■ Objective
Write out all of the data without omission, exactly as shown.

— begin —

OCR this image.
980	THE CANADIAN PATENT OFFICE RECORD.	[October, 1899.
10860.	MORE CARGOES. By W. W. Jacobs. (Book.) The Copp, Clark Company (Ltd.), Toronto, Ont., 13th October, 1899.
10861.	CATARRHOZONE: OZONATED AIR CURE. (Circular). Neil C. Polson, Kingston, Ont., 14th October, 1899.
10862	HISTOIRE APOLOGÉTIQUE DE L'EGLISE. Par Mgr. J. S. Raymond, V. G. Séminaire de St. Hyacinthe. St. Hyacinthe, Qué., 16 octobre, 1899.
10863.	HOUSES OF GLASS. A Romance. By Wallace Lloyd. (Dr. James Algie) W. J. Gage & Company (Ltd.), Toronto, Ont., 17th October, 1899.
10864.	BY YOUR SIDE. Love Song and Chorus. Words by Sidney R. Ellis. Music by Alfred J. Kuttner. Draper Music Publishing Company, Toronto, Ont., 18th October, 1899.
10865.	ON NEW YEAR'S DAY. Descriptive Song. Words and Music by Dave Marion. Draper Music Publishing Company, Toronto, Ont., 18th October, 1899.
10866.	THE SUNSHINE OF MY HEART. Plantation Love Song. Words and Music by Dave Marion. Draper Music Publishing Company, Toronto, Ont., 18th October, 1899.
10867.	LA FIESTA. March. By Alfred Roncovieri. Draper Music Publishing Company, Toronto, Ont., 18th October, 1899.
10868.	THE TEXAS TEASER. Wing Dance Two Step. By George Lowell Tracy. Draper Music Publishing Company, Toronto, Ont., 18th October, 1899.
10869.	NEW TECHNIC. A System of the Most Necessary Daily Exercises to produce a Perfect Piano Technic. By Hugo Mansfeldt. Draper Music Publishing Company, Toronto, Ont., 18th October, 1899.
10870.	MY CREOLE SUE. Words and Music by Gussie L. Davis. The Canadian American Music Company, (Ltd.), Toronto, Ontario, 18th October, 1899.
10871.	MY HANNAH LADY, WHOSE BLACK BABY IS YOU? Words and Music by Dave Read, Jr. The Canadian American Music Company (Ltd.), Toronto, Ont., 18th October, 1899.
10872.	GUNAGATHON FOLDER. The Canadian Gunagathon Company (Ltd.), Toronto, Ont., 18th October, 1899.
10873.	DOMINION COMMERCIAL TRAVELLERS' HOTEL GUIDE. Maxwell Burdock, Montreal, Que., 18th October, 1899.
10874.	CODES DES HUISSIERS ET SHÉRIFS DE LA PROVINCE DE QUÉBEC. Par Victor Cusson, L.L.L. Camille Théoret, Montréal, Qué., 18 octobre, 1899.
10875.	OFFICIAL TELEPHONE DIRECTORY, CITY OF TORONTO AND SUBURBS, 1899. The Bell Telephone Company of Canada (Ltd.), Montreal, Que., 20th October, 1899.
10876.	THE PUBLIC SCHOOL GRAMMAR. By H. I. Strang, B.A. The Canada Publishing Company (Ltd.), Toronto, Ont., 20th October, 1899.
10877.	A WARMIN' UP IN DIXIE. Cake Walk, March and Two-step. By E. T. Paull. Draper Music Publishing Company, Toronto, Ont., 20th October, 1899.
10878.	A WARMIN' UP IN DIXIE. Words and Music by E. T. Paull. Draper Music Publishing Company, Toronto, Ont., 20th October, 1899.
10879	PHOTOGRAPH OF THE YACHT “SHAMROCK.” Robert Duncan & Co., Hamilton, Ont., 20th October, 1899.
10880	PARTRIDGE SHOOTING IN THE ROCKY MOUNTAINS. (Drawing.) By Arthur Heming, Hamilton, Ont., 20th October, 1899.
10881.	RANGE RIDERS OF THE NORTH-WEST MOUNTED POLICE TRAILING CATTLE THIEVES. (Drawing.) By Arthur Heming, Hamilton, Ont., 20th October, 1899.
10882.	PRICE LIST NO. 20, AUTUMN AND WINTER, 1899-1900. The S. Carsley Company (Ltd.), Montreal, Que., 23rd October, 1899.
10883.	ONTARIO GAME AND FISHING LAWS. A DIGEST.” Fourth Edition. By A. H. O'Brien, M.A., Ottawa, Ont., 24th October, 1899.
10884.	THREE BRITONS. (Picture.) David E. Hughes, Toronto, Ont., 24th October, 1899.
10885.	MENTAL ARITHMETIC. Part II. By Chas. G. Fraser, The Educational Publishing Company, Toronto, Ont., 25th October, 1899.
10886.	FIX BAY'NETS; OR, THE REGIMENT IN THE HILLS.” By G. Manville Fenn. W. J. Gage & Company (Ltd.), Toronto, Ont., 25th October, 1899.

— end —

■ Response to the task
OCR this image.
980	THE CANADIAN PATENT OFFICE RECORD.	[October, 1899.
10860.	MORE CARGOES. By W. W. Jacobs. (Book.) The Copp, Clark Company (Ltd.), Toronto, Ont., 13th October, 1899.
10861.	CATARRHOZONE: OZONATED AIR CURE. (Circular). Neil C. Polson, Kingston, Ont., 14th October, 1899.
10862	HISTOIRE APOLOGÉTIQUE DE L'EGLISE. Par Mgr. J. S. Raymond, V. G. Séminaire de St. Hyacinthe. St. Hyacinthe, Qué., 16 octobre, 1899.
10863.	HOUSES OF GLASS. A Romance. By Wallace Lloyd. (Dr. James Algie) W. J. Gage & Company (Ltd.), Toronto, Ont., 17th October, 1899.
10864.	BY YOUR SIDE. Love Song and Chorus. Words by Sidney R. Ellis. Music by Alfred J. Kuttner. Draper Music Publishing Company, Toronto, Ont., 18th October, 1899.
10865.	ON NEW YEAR'S DAY. Descriptive Song. Words and Music by Dave Marion. Draper Music Publishing Company, Toronto, Ont., 18th October, 1899.
10866.	THE SUNSHINE OF MY HEART. Plantation Love Song. Words and Music by Dave Marion. Draper Music Publishing Company, Toronto, Ont., 18th October, 1899.
10867.	LA FIESTA. March. By Alfred Roncovieri. Draper Music Publishing Company, Toronto, Ont., 18th October, 1899.
10868.	THE TEXAS TEASER. Wing Dance Two Step. By George Lowell Tracy. Draper Music Publishing Company, Toronto, Ont., 18th October, 1899.
10869.	NEW TECHNIC. A System of the Most Necessary Daily Exercises to produce a Perfect Piano Technic. By Hugo Mansfeldt. Draper Music Publishing Company, Toronto, Ont., 18th October, 1899.
10870.	MY CREOLE SUE. Words and Music by Gussie L. Davis. The Canadian American Music Company, (Ltd.), Toronto, Ontario, 18th October, 1899.
10871.	MY HANNAH LADY, WHOSE BLACK BABY IS YOU? Words and Music by Dave Read, Jr. The Canadian American Music Company (Ltd.), Toronto, Ont., 18th October, 1899.
10872.	GUNAGATHON FOLDER. The Canadian Gunagathon Company (Ltd.), Toronto, Ont., 18th October, 1899.
10873.	DOMINION COMMERCIAL TRAVELLERS' HOTEL GUIDE. Maxwell Burdock, Montreal, Que., 18th October, 1899.
10874.	CODES DES HUISSIERS ET SHÉRIFS DE LA PROVINCE DE QUÉBEC. Par Victor Cusson, L.L.L. Camille Théoret, Montréal, Qué., 18 octobre, 1899.
10875.	OFFICIAL TELEPHONE DIRECTORY, CITY OF TORONTO AND SUBURBS, 1899. The Bell Telephone Company of Canada (Ltd.), Montreal, Que., 20th October, 1899.
10876.	THE PUBLIC SCHOOL GRAMMAR. By H. I. Strang, B.A. The Canada Publishing Company (Ltd.), Toronto, Ont., 20th October, 1899.
10877.	A WARMIN' UP IN DIXIE. Cake Walk, March and Two-step. By E. T. Paull. Draper Music Publishing Company, Toronto, Ont., 20th October, 1899.
10878.	A WARMIN' UP IN DIXIE. Words and Music by E. T. Paull. Draper Music Publishing Company, Toronto, Ont., 20th October, 1899.
10879	PHOTOGRAPH OF THE YACHT “SHAMROCK.” Robert Duncan & Co., Hamilton, Ont., 20th October, 1899.
10880	PARTRIDGE SHOOTING IN THE ROCKY MOUNTAINS. (Drawing.) By Arthur Heming, Hamilton, Ont., 20th October, 1899.
10881.	RANGE RIDERS OF THE NORTH-WEST MOUNTED POLICE TRAILING CATTLE THIEVES. (Drawing.) By Arthur Heming, Hamilton, Ont., 20th October, 1899.
10882.	PRICE LIST NO. 20, AUTUMN AND WINTER, 1899-1900. The S. Carsley Company (Ltd.), Montreal, Que., 23rd October, 1899.
10883.	ONTARIO GAME AND FISHING LAWS. A DIGEST.” Fourth Edition. By A. H. O'Brien, M.A., Ottawa, Ont., 24th October, 1899.
10884.	THREE BRITONS. (Picture.) David E. Hughes, Toronto, Ont., 24th October, 1899.
10885.	MENTAL ARITHMETIC. Part II. By Chas. G. Fraser, The Educational Publishing Company, Toronto, Ont., 25th October, 1899.
10886.	FIX BAY'NETS; OR, THE REGIMENT IN THE HILLS.” By G. Manville Fenn. W. J. Gage & Company (Ltd.), Toronto, Ont., 25th October, 1899.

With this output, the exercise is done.